Please express everything from the start of the entries down to the line containing "fishsoop-profile-line: [430, 74, 444, 469]", both ends included, as a JSON list of strings with one string per line, leaving out blank lines.

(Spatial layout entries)
- - - - -

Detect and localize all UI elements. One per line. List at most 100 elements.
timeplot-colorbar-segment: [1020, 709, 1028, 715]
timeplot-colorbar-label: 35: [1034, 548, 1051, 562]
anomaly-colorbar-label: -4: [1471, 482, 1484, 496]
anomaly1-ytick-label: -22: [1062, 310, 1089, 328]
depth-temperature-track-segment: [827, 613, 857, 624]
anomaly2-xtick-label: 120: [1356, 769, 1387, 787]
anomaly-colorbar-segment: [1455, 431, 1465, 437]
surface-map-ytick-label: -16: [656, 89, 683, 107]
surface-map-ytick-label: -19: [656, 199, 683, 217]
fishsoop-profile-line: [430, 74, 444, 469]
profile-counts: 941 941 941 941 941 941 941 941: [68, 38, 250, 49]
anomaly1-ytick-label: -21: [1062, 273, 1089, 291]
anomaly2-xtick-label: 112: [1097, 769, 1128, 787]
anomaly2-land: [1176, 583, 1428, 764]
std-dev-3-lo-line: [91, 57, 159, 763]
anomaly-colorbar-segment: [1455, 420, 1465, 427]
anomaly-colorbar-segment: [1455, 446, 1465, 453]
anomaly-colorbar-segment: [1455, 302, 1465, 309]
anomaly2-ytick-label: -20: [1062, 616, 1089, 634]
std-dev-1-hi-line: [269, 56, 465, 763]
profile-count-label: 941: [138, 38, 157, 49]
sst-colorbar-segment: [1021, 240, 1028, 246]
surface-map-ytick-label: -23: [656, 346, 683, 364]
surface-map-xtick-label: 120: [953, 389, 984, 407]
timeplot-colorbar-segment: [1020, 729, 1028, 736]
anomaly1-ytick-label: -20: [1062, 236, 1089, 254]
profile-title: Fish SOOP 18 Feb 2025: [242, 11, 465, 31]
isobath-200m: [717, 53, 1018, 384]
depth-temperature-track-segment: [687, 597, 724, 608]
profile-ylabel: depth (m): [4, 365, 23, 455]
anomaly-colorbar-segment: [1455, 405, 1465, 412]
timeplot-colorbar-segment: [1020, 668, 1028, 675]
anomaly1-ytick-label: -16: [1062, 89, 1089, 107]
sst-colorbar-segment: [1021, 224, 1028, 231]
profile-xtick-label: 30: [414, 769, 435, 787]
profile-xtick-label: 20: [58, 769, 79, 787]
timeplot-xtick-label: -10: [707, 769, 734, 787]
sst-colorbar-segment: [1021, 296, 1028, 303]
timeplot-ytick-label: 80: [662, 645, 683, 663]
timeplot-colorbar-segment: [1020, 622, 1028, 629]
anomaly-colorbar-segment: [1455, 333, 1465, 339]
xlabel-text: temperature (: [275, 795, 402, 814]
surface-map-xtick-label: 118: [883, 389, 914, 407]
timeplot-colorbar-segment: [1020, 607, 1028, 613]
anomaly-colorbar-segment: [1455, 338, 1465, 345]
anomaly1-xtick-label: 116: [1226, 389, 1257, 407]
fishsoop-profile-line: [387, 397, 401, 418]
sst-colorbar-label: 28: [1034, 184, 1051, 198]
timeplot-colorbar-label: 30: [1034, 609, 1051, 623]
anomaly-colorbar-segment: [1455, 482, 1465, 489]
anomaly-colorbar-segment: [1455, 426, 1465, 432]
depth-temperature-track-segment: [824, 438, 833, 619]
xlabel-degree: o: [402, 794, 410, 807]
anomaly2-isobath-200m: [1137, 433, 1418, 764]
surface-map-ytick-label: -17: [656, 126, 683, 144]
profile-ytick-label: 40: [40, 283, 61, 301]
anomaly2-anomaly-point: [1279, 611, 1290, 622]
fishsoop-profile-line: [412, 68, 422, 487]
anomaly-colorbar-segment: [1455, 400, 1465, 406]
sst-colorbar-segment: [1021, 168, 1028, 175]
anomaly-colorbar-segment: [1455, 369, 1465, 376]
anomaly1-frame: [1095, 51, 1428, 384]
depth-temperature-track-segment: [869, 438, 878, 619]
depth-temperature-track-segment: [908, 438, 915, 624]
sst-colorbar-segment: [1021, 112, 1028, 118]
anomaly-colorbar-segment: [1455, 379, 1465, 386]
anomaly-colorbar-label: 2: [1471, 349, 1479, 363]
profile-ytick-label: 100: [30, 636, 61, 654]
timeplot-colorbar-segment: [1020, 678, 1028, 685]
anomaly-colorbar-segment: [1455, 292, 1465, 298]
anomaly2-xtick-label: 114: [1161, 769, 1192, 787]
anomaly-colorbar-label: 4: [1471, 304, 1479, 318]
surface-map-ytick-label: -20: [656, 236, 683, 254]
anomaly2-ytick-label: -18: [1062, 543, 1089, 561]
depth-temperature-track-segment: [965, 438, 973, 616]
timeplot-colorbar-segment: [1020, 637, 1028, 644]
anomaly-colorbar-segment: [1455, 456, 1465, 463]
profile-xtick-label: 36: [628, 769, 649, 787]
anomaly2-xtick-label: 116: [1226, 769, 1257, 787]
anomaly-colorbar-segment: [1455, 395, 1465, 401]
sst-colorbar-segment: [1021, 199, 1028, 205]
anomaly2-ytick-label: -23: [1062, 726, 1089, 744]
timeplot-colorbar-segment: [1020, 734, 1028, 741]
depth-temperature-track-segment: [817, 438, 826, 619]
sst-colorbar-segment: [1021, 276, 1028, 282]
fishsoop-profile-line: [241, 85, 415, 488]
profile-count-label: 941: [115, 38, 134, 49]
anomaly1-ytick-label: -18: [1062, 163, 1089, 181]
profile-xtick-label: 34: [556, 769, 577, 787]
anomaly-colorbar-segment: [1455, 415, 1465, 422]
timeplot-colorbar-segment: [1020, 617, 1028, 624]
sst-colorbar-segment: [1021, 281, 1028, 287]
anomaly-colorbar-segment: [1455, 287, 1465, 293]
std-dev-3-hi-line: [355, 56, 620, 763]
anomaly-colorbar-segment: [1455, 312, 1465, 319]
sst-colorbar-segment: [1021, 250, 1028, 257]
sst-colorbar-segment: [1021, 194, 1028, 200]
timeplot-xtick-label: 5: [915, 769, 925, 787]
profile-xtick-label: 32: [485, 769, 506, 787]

- - - - -

Solution to the exercise
[
  "Detect and localize all UI elements. One per line. List at most 100 elements.",
  "timeplot-colorbar-segment: [1020, 709, 1028, 715]",
  "timeplot-colorbar-label: 35: [1034, 548, 1051, 562]",
  "anomaly-colorbar-label: -4: [1471, 482, 1484, 496]",
  "anomaly1-ytick-label: -22: [1062, 310, 1089, 328]",
  "depth-temperature-track-segment: [827, 613, 857, 624]",
  "anomaly2-xtick-label: 120: [1356, 769, 1387, 787]",
  "anomaly-colorbar-segment: [1455, 431, 1465, 437]",
  "surface-map-ytick-label: -16: [656, 89, 683, 107]",
  "surface-map-ytick-label: -19: [656, 199, 683, 217]",
  "fishsoop-profile-line: [430, 74, 444, 469]"
]